Print all entries word for word.
○ ○ ○ ○ ○ ○ ○
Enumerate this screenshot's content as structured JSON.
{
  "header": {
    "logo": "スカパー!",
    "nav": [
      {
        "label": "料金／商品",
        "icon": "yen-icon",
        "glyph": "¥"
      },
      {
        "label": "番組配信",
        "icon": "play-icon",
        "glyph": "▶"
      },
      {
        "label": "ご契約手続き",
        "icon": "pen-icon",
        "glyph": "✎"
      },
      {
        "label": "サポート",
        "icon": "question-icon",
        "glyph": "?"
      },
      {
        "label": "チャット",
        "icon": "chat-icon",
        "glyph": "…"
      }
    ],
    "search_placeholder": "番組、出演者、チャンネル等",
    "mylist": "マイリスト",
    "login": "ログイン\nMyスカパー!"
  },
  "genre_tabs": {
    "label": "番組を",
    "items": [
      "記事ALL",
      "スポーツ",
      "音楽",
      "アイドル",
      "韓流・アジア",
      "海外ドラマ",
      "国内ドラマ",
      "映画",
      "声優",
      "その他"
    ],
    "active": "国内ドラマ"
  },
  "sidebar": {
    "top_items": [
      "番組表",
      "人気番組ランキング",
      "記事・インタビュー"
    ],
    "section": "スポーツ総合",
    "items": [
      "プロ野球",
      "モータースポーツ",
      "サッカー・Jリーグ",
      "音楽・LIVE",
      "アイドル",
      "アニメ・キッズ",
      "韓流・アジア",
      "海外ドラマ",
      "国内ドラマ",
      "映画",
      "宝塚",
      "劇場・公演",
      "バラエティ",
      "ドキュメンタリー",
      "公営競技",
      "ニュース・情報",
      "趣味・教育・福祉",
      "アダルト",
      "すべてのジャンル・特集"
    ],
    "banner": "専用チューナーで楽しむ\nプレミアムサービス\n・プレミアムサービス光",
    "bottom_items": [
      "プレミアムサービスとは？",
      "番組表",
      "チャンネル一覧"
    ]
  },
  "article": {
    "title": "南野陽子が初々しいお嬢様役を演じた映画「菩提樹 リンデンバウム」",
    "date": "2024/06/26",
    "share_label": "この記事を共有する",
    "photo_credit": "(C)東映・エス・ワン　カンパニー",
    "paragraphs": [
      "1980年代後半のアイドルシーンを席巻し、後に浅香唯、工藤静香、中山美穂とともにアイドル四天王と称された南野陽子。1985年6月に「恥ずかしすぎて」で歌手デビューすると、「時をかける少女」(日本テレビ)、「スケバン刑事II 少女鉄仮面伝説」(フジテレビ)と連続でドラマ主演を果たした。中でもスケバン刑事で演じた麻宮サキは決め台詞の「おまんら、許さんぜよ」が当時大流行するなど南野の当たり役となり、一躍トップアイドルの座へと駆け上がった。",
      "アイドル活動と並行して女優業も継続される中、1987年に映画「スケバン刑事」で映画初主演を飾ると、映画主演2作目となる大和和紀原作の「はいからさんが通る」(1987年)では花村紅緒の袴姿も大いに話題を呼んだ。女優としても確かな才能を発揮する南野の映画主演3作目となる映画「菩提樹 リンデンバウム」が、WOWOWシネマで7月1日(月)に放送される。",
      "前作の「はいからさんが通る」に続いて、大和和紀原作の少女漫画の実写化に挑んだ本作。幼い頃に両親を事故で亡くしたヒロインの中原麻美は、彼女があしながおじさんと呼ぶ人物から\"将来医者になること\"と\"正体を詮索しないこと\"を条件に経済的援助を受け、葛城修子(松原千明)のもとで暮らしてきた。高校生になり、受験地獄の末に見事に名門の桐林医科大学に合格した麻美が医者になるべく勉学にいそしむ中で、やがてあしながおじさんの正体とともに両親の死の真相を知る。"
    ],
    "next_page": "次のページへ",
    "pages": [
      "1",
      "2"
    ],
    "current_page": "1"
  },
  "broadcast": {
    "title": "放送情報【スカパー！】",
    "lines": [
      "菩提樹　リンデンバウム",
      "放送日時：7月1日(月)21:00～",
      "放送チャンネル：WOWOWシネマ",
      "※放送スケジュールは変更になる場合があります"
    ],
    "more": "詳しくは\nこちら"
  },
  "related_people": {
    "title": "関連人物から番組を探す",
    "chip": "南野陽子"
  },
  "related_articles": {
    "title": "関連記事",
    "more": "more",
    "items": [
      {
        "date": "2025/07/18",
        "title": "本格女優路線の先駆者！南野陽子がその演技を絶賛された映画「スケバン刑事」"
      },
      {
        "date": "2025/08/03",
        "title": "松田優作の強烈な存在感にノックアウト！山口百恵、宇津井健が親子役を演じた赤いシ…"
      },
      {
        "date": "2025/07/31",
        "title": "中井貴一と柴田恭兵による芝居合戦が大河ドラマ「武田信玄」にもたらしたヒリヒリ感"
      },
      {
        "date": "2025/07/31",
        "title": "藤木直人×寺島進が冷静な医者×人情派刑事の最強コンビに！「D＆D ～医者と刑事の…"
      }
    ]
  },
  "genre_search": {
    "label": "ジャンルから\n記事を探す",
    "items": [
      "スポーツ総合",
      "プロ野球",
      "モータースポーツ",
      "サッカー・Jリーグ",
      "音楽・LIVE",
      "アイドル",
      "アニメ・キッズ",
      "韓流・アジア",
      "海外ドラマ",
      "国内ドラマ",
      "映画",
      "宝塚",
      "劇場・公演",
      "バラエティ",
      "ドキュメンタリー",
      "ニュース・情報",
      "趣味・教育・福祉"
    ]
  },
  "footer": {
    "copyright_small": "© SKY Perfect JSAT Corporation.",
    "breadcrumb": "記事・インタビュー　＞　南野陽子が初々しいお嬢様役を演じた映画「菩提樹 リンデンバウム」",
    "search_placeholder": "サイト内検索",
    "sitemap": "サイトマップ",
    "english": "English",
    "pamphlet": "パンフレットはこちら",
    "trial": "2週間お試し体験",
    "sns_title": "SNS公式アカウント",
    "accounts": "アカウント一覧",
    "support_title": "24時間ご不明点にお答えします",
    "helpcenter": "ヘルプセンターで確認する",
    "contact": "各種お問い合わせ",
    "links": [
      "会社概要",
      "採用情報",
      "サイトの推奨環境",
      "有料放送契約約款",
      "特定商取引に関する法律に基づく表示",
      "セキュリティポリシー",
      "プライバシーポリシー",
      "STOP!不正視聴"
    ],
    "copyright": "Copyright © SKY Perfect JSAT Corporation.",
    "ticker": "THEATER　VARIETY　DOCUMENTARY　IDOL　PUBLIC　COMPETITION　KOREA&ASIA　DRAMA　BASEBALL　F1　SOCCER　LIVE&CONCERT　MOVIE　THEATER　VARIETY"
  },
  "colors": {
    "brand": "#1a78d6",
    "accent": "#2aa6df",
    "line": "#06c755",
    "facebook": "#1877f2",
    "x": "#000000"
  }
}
○ ○ ○ ○ ○ ○ ○
Task answer:
Enumerate this screenshot's content as structured JSON.
{
  "header": {
    "logo": "スカパー!",
    "nav": [
      {
        "label": "料金／商品",
        "icon": "yen-icon",
        "glyph": "¥"
      },
      {
        "label": "番組配信",
        "icon": "play-icon",
        "glyph": "▶"
      },
      {
        "label": "ご契約手続き",
        "icon": "pen-icon",
        "glyph": "✎"
      },
      {
        "label": "サポート",
        "icon": "question-icon",
        "glyph": "?"
      },
      {
        "label": "チャット",
        "icon": "chat-icon",
        "glyph": "…"
      }
    ],
    "search_placeholder": "番組、出演者、チャンネル等",
    "mylist": "マイリスト",
    "login": "ログイン\nMyスカパー!"
  },
  "genre_tabs": {
    "label": "番組を",
    "items": [
      "記事ALL",
      "スポーツ",
      "音楽",
      "アイドル",
      "韓流・アジア",
      "海外ドラマ",
      "国内ドラマ",
      "映画",
      "声優",
      "その他"
    ],
    "active": "国内ドラマ"
  },
  "sidebar": {
    "top_items": [
      "番組表",
      "人気番組ランキング",
      "記事・インタビュー"
    ],
    "section": "スポーツ総合",
    "items": [
      "プロ野球",
      "モータースポーツ",
      "サッカー・Jリーグ",
      "音楽・LIVE",
      "アイドル",
      "アニメ・キッズ",
      "韓流・アジア",
      "海外ドラマ",
      "国内ドラマ",
      "映画",
      "宝塚",
      "劇場・公演",
      "バラエティ",
      "ドキュメンタリー",
      "公営競技",
      "ニュース・情報",
      "趣味・教育・福祉",
      "アダルト",
      "すべてのジャンル・特集"
    ],
    "banner": "専用チューナーで楽しむ\nプレミアムサービス\n・プレミアムサービス光",
    "bottom_items": [
      "プレミアムサービスとは？",
      "番組表",
      "チャンネル一覧"
    ]
  },
  "article": {
    "title": "南野陽子が初々しいお嬢様役を演じた映画「菩提樹 リンデンバウム」",
    "date": "2024/06/26",
    "share_label": "この記事を共有する",
    "photo_credit": "(C)東映・エス・ワン　カンパニー",
    "paragraphs": [
      "1980年代後半のアイドルシーンを席巻し、後に浅香唯、工藤静香、中山美穂とともにアイドル四天王と称された南野陽子。1985年6月に「恥ずかしすぎて」で歌手デビューすると、「時をかける少女」(日本テレビ)、「スケバン刑事II 少女鉄仮面伝説」(フジテレビ)と連続でドラマ主演を果たした。中でもスケバン刑事で演じた麻宮サキは決め台詞の「おまんら、許さんぜよ」が当時大流行するなど南野の当たり役となり、一躍トップアイドルの座へと駆け上がった。",
      "アイドル活動と並行して女優業も継続される中、1987年に映画「スケバン刑事」で映画初主演を飾ると、映画主演2作目となる大和和紀原作の「はいからさんが通る」(1987年)では花村紅緒の袴姿も大いに話題を呼んだ。女優としても確かな才能を発揮する南野の映画主演3作目となる映画「菩提樹 リンデンバウム」が、WOWOWシネマで7月1日(月)に放送される。",
      "前作の「はいからさんが通る」に続いて、大和和紀原作の少女漫画の実写化に挑んだ本作。幼い頃に両親を事故で亡くしたヒロインの中原麻美は、彼女があしながおじさんと呼ぶ人物から\"将来医者になること\"と\"正体を詮索しないこと\"を条件に経済的援助を受け、葛城修子(松原千明)のもとで暮らしてきた。高校生になり、受験地獄の末に見事に名門の桐林医科大学に合格した麻美が医者になるべく勉学にいそしむ中で、やがてあしながおじさんの正体とともに両親の死の真相を知る。"
    ],
    "next_page": "次のページへ",
    "pages": [
      "1",
      "2"
    ],
    "current_page": "1"
  },
  "broadcast": {
    "title": "放送情報【スカパー！】",
    "lines": [
      "菩提樹　リンデンバウム",
      "放送日時：7月1日(月)21:00～",
      "放送チャンネル：WOWOWシネマ",
      "※放送スケジュールは変更になる場合があります"
    ],
    "more": "詳しくは\nこちら"
  },
  "related_people": {
    "title": "関連人物から番組を探す",
    "chip": "南野陽子"
  },
  "related_articles": {
    "title": "関連記事",
    "more": "more",
    "items": [
      {
        "date": "2025/07/18",
        "title": "本格女優路線の先駆者！南野陽子がその演技を絶賛された映画「スケバン刑事」"
      },
      {
        "date": "2025/08/03",
        "title": "松田優作の強烈な存在感にノックアウト！山口百恵、宇津井健が親子役を演じた赤いシ…"
      },
      {
        "date": "2025/07/31",
        "title": "中井貴一と柴田恭兵による芝居合戦が大河ドラマ「武田信玄」にもたらしたヒリヒリ感"
      },
      {
        "date": "2025/07/31",
        "title": "藤木直人×寺島進が冷静な医者×人情派刑事の最強コンビに！「D＆D ～医者と刑事の…"
      }
    ]
  },
  "genre_search": {
    "label": "ジャンルから\n記事を探す",
    "items": [
      "スポーツ総合",
      "プロ野球",
      "モータースポーツ",
      "サッカー・Jリーグ",
      "音楽・LIVE",
      "アイドル",
      "アニメ・キッズ",
      "韓流・アジア",
      "海外ドラマ",
      "国内ドラマ",
      "映画",
      "宝塚",
      "劇場・公演",
      "バラエティ",
      "ドキュメンタリー",
      "ニュース・情報",
      "趣味・教育・福祉"
    ]
  },
  "footer": {
    "copyright_small": "© SKY Perfect JSAT Corporation.",
    "breadcrumb": "記事・インタビュー　＞　南野陽子が初々しいお嬢様役を演じた映画「菩提樹 リンデンバウム」",
    "search_placeholder": "サイト内検索",
    "sitemap": "サイトマップ",
    "english": "English",
    "pamphlet": "パンフレットはこちら",
    "trial": "2週間お試し体験",
    "sns_title": "SNS公式アカウント",
    "accounts": "アカウント一覧",
    "support_title": "24時間ご不明点にお答えします",
    "helpcenter": "ヘルプセンターで確認する",
    "contact": "各種お問い合わせ",
    "links": [
      "会社概要",
      "採用情報",
      "サイトの推奨環境",
      "有料放送契約約款",
      "特定商取引に関する法律に基づく表示",
      "セキュリティポリシー",
      "プライバシーポリシー",
      "STOP!不正視聴"
    ],
    "copyright": "Copyright © SKY Perfect JSAT Corporation.",
    "ticker": "THEATER　VARIETY　DOCUMENTARY　IDOL　PUBLIC　COMPETITION　KOREA&ASIA　DRAMA　BASEBALL　F1　SOCCER　LIVE&CONCERT　MOVIE　THEATER　VARIETY"
  },
  "colors": {
    "brand": "#1a78d6",
    "accent": "#2aa6df",
    "line": "#06c755",
    "facebook": "#1877f2",
    "x": "#000000"
  }
}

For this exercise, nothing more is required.